== AIM ==
Return every record exactly as written.

== SOURCE DATA ==

##########

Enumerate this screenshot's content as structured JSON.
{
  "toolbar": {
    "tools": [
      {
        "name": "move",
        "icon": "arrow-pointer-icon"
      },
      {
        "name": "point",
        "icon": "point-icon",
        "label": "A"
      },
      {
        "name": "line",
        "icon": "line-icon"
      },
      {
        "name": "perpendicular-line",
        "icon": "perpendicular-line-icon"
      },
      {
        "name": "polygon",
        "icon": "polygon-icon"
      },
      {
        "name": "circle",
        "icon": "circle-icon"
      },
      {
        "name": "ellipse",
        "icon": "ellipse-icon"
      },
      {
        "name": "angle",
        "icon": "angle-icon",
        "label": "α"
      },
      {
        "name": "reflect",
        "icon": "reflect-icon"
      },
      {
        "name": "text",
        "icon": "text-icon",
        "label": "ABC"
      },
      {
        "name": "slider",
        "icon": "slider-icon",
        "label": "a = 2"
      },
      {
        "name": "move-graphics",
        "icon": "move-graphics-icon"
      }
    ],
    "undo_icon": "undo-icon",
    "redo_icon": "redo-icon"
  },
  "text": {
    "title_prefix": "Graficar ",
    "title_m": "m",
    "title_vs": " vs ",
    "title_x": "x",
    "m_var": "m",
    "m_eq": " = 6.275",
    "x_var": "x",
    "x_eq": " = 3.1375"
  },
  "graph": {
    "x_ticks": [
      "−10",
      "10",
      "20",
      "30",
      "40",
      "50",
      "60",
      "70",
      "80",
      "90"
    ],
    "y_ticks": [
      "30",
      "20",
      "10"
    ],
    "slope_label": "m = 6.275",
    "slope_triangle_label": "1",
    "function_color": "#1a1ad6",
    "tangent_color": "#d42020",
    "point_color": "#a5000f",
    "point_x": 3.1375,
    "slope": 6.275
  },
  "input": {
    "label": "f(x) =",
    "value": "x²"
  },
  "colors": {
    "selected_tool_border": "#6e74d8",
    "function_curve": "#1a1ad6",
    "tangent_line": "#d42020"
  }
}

##########

== ANSWER TO THE EXERCISE ==
Enumerate this screenshot's content as structured JSON.
{
  "toolbar": {
    "tools": [
      {
        "name": "move",
        "icon": "arrow-pointer-icon"
      },
      {
        "name": "point",
        "icon": "point-icon",
        "label": "A"
      },
      {
        "name": "line",
        "icon": "line-icon"
      },
      {
        "name": "perpendicular-line",
        "icon": "perpendicular-line-icon"
      },
      {
        "name": "polygon",
        "icon": "polygon-icon"
      },
      {
        "name": "circle",
        "icon": "circle-icon"
      },
      {
        "name": "ellipse",
        "icon": "ellipse-icon"
      },
      {
        "name": "angle",
        "icon": "angle-icon",
        "label": "α"
      },
      {
        "name": "reflect",
        "icon": "reflect-icon"
      },
      {
        "name": "text",
        "icon": "text-icon",
        "label": "ABC"
      },
      {
        "name": "slider",
        "icon": "slider-icon",
        "label": "a = 2"
      },
      {
        "name": "move-graphics",
        "icon": "move-graphics-icon"
      }
    ],
    "undo_icon": "undo-icon",
    "redo_icon": "redo-icon"
  },
  "text": {
    "title_prefix": "Graficar ",
    "title_m": "m",
    "title_vs": " vs ",
    "title_x": "x",
    "m_var": "m",
    "m_eq": " = 6.275",
    "x_var": "x",
    "x_eq": " = 3.1375"
  },
  "graph": {
    "x_ticks": [
      "−10",
      "10",
      "20",
      "30",
      "40",
      "50",
      "60",
      "70",
      "80",
      "90"
    ],
    "y_ticks": [
      "30",
      "20",
      "10"
    ],
    "slope_label": "m = 6.275",
    "slope_triangle_label": "1",
    "function_color": "#1a1ad6",
    "tangent_color": "#d42020",
    "point_color": "#a5000f",
    "point_x": 3.1375,
    "slope": 6.275
  },
  "input": {
    "label": "f(x) =",
    "value": "x²"
  },
  "colors": {
    "selected_tool_border": "#6e74d8",
    "function_curve": "#1a1ad6",
    "tangent_line": "#d42020"
  }
}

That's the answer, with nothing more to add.